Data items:
- - -

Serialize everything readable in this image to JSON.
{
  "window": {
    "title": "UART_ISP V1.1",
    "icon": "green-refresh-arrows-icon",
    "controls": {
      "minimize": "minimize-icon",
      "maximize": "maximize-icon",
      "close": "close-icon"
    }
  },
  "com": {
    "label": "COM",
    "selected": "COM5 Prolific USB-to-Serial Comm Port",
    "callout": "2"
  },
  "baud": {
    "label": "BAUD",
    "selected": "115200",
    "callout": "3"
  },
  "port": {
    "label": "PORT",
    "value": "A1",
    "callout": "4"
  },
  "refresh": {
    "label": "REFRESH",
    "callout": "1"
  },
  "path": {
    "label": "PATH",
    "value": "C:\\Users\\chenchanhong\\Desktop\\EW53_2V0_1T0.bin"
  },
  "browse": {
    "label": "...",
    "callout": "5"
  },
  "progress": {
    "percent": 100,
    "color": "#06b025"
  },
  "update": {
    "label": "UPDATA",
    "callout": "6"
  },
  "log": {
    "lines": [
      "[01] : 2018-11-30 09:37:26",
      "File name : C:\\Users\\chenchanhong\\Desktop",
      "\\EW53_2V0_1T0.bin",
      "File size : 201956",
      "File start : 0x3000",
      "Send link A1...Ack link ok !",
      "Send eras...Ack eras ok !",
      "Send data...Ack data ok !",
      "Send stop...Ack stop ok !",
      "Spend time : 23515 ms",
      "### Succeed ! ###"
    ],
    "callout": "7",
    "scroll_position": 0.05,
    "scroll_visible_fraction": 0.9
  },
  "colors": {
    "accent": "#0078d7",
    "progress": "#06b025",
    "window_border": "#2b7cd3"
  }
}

- - -

WRITTEN EXERCISE → Output all preceding records character for character.

REPLY TO THE TASK →
Serialize everything readable in this image to JSON.
{
  "window": {
    "title": "UART_ISP V1.1",
    "icon": "green-refresh-arrows-icon",
    "controls": {
      "minimize": "minimize-icon",
      "maximize": "maximize-icon",
      "close": "close-icon"
    }
  },
  "com": {
    "label": "COM",
    "selected": "COM5 Prolific USB-to-Serial Comm Port",
    "callout": "2"
  },
  "baud": {
    "label": "BAUD",
    "selected": "115200",
    "callout": "3"
  },
  "port": {
    "label": "PORT",
    "value": "A1",
    "callout": "4"
  },
  "refresh": {
    "label": "REFRESH",
    "callout": "1"
  },
  "path": {
    "label": "PATH",
    "value": "C:\\Users\\chenchanhong\\Desktop\\EW53_2V0_1T0.bin"
  },
  "browse": {
    "label": "...",
    "callout": "5"
  },
  "progress": {
    "percent": 100,
    "color": "#06b025"
  },
  "update": {
    "label": "UPDATA",
    "callout": "6"
  },
  "log": {
    "lines": [
      "[01] : 2018-11-30 09:37:26",
      "File name : C:\\Users\\chenchanhong\\Desktop",
      "\\EW53_2V0_1T0.bin",
      "File size : 201956",
      "File start : 0x3000",
      "Send link A1...Ack link ok !",
      "Send eras...Ack eras ok !",
      "Send data...Ack data ok !",
      "Send stop...Ack stop ok !",
      "Spend time : 23515 ms",
      "### Succeed ! ###"
    ],
    "callout": "7",
    "scroll_position": 0.05,
    "scroll_visible_fraction": 0.9
  },
  "colors": {
    "accent": "#0078d7",
    "progress": "#06b025",
    "window_border": "#2b7cd3"
  }
}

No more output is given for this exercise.